----- GIVEN RECORDS -----

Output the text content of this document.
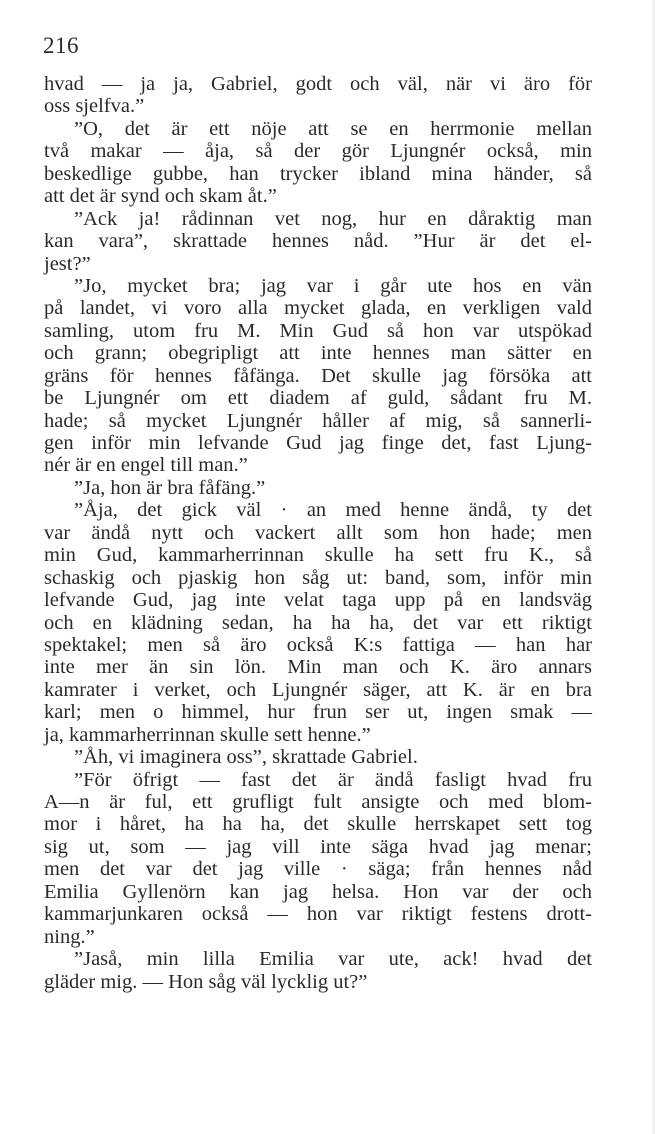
216
hvad — ja ja, Gabriel, godt och väl, när vi äro för
oss sjelfva.”
”O, det är ett nöje att se en herrmonie mellan
två makar — åja, så der gör Ljungnér också, min
beskedlige gubbe, han trycker ibland mina händer, så
att det är synd och skam åt.”
”Ack ja! rådinnan vet nog, hur en dåraktig man
kan vara”, skrattade hennes nåd. ”Hur är det el-
jest?”
”Jo, mycket bra; jag var i går ute hos en vän
på landet, vi voro alla mycket glada, en verkligen vald
samling, utom fru M. Min Gud så hon var utspökad
och grann; obegripligt att inte hennes man sätter en
gräns för hennes fåfänga. Det skulle jag försöka att
be Ljungnér om ett diadem af guld, sådant fru M.
hade; så mycket Ljungnér håller af mig, så sannerli-
gen inför min lefvande Gud jag finge det, fast Ljung-
nér är en engel till man.”
”Ja, hon är bra fåfäng.”
”Åja, det gick väl · an med henne ändå, ty det
var ändå nytt och vackert allt som hon hade; men
min Gud, kammarherrinnan skulle ha sett fru K., så
schaskig och pjaskig hon såg ut: band, som, inför min
lefvande Gud, jag inte velat taga upp på en landsväg
och en klädning sedan, ha ha ha, det var ett riktigt
spektakel; men så äro också K:s fattiga — han har
inte mer än sin lön. Min man och K. äro annars
kamrater i verket, och Ljungnér säger, att K. är en bra
karl; men o himmel, hur frun ser ut, ingen smak —
ja, kammarherrinnan skulle sett henne.”
”Åh, vi imaginera oss”, skrattade Gabriel.
”För öfrigt — fast det är ändå fasligt hvad fru
A—n är ful, ett grufligt fult ansigte och med blom-
mor i håret, ha ha ha, det skulle herrskapet sett tog
sig ut, som — jag vill inte säga hvad jag menar;
men det var det jag ville · säga; från hennes nåd
Emilia Gyllenörn kan jag helsa. Hon var der och
kammarjunkaren också — hon var riktigt festens drott-
ning.”
”Jaså, min lilla Emilia var ute, ack! hvad det
gläder mig. — Hon såg väl lycklig ut?”
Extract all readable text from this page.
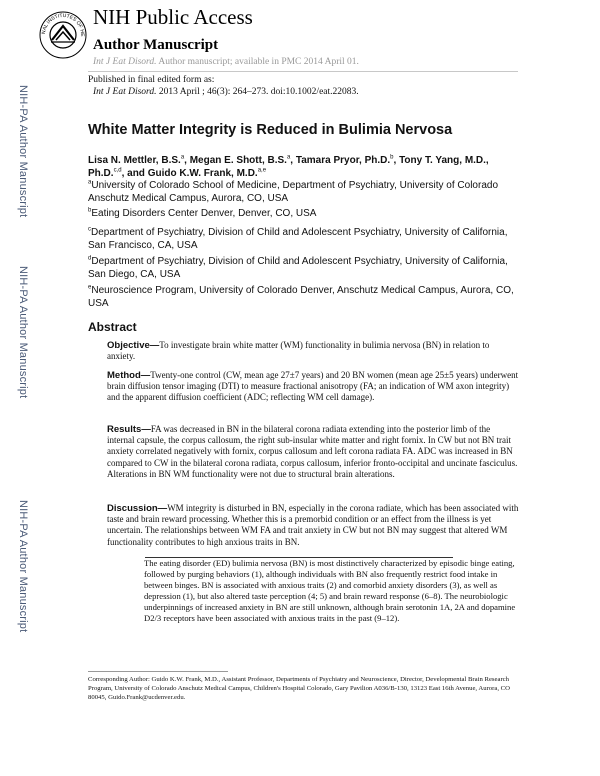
NAL INSTITUTES OF HE
NIH Public Access
Author Manuscript
Int J Eat Disord. Author manuscript; available in PMC 2014 April 01.
Published in final edited form as:
Int J Eat Disord. 2013 April ; 46(3): 264–273. doi:10.1002/eat.22083.
NIH-PA Author Manuscript
NIH-PA Author Manuscript
NIH-PA Author Manuscript
White Matter Integrity is Reduced in Bulimia Nervosa
Lisa N. Mettler, B.S.$^a$, Megan E. Shott, B.S.$^a$, Tamara Pryor, Ph.D.$^b$, Tony T. Yang, M.D., Ph.D.$^{c,d}$, and Guido K.W. Frank, M.D.$^{a,e}$
$^a$University of Colorado School of Medicine, Department of Psychiatry, University of Colorado Anschutz Medical Campus, Aurora, CO, USA
$^b$Eating Disorders Center Denver, Denver, CO, USA
$^c$Department of Psychiatry, Division of Child and Adolescent Psychiatry, University of California, San Francisco, CA, USA
$^d$Department of Psychiatry, Division of Child and Adolescent Psychiatry, University of California, San Diego, CA, USA
$^e$Neuroscience Program, University of Colorado Denver, Anschutz Medical Campus, Aurora, CO, USA
Abstract
Objective—To investigate brain white matter (WM) functionality in bulimia nervosa (BN) in relation to anxiety.
Method—Twenty-one control (CW, mean age 27±7 years) and 20 BN women (mean age 25±5 years) underwent brain diffusion tensor imaging (DTI) to measure fractional anisotropy (FA; an indication of WM axon integrity) and the apparent diffusion coefficient (ADC; reflecting WM cell damage).
Results—FA was decreased in BN in the bilateral corona radiata extending into the posterior limb of the internal capsule, the corpus callosum, the right sub-insular white matter and right fornix. In CW but not BN trait anxiety correlated negatively with fornix, corpus callosum and left corona radiata FA. ADC was increased in BN compared to CW in the bilateral corona radiata, corpus callosum, inferior fronto-occipital and uncinate fasciculus. Alterations in BN WM functionality were not due to structural brain alterations.
Discussion—WM integrity is disturbed in BN, especially in the corona radiate, which has been associated with taste and brain reward processing. Whether this is a premorbid condition or an effect from the illness is yet uncertain. The relationships between WM FA and trait anxiety in CW but not BN may suggest that altered WM functionality contributes to high anxious traits in BN.
The eating disorder (ED) bulimia nervosa (BN) is most distinctively characterized by episodic binge eating, followed by purging behaviors (1), although individuals with BN also frequently restrict food intake in between binges. BN is associated with anxious traits (2) and comorbid anxiety disorders (3), as well as depression (1), but also altered taste perception (4; 5) and brain reward response (6–8). The neurobiologic underpinnings of increased anxiety in BN are still unknown, although brain serotonin 1A, 2A and dopamine D2/3 receptors have been associated with anxious traits in the past (9–12).
Corresponding Author: Guido K.W. Frank, M.D., Assistant Professor, Departments of Psychiatry and Neuroscience, Director, Developmental Brain Research Program, University of Colorado Anschutz Medical Campus, Children's Hospital Colorado, Gary Pavilion A036/B-130, 13123 East 16th Avenue, Aurora, CO 80045, Guido.Frank@ucdenver.edu.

-----

**SET TASK:**
Identify and list each line with the word "säga".

**RESPONSE:**
sig ut, som — jag vill inte säga hvad jag menar;
men det var det jag ville · säga; från hennes nåd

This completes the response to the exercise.